◆ REQUEST
Take every line from the listing below that contains "Tham".

..........

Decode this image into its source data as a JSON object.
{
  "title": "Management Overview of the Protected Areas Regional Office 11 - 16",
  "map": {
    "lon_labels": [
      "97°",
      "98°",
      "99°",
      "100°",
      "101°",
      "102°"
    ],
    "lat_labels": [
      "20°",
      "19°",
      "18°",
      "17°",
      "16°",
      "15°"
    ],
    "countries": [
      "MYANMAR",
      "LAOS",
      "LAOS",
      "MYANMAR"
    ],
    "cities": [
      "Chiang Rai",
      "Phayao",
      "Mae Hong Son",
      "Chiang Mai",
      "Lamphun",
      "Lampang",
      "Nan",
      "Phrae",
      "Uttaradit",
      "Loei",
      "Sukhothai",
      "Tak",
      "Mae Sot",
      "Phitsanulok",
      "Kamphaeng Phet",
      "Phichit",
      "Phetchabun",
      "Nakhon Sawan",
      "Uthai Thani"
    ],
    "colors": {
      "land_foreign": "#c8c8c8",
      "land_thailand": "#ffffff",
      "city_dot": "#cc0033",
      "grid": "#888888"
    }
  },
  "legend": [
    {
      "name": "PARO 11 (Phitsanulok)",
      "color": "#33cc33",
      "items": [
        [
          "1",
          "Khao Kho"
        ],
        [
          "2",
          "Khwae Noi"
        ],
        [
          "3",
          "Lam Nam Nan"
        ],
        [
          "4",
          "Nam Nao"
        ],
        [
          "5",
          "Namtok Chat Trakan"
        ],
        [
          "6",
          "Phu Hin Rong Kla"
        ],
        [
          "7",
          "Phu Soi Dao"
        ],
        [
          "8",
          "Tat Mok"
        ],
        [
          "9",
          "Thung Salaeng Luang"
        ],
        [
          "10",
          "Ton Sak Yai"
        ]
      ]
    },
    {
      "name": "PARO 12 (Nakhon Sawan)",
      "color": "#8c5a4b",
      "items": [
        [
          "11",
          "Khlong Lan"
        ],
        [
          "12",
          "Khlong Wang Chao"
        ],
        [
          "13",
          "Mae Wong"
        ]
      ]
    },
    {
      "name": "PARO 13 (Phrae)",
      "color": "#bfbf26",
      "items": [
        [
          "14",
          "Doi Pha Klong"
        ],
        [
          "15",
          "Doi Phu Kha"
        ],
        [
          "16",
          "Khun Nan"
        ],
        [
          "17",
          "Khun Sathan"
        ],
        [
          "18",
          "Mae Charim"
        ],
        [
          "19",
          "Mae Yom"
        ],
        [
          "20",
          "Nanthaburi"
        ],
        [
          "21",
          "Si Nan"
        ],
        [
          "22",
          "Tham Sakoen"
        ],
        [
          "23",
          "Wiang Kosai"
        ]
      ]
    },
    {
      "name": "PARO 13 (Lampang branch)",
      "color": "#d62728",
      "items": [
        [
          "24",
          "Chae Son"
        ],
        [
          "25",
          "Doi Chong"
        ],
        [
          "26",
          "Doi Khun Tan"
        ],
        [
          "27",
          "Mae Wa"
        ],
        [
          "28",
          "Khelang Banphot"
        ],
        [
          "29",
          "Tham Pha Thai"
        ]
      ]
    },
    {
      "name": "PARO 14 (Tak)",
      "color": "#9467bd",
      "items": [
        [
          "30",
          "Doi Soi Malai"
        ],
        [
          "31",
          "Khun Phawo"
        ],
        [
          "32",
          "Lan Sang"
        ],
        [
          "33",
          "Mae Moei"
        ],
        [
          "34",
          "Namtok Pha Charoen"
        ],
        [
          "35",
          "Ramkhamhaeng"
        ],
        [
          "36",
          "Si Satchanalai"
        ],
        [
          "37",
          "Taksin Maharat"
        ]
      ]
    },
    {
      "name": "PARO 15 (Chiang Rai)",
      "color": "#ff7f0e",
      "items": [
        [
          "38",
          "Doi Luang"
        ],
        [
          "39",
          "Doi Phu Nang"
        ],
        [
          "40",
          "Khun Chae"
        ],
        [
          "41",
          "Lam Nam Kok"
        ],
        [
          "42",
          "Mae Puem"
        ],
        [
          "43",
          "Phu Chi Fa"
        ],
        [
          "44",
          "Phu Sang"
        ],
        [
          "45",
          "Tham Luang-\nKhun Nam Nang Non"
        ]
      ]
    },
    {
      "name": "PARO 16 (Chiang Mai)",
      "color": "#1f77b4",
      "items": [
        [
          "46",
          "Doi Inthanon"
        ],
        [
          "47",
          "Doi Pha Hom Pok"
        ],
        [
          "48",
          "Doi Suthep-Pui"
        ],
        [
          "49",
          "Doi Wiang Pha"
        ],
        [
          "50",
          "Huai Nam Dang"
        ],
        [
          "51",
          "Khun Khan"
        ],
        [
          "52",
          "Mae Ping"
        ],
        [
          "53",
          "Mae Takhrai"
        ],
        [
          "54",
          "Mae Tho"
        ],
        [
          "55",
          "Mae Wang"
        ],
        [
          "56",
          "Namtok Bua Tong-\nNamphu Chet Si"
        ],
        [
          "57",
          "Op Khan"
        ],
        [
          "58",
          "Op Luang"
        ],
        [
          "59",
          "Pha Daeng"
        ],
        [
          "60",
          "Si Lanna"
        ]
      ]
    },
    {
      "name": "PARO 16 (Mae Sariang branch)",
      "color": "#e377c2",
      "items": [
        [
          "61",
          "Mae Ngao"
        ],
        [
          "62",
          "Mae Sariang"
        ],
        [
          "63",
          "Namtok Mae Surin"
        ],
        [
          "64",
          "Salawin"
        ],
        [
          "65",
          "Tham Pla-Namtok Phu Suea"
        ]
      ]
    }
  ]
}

..........

◆ ANSWER TO THE PROBLEM
          "Tham Sakoen"
          "Tham Pha Thai"
          "Tham Luang-\nKhun Nam Nang Non"
          "Tham Pla-Namtok Phu Suea"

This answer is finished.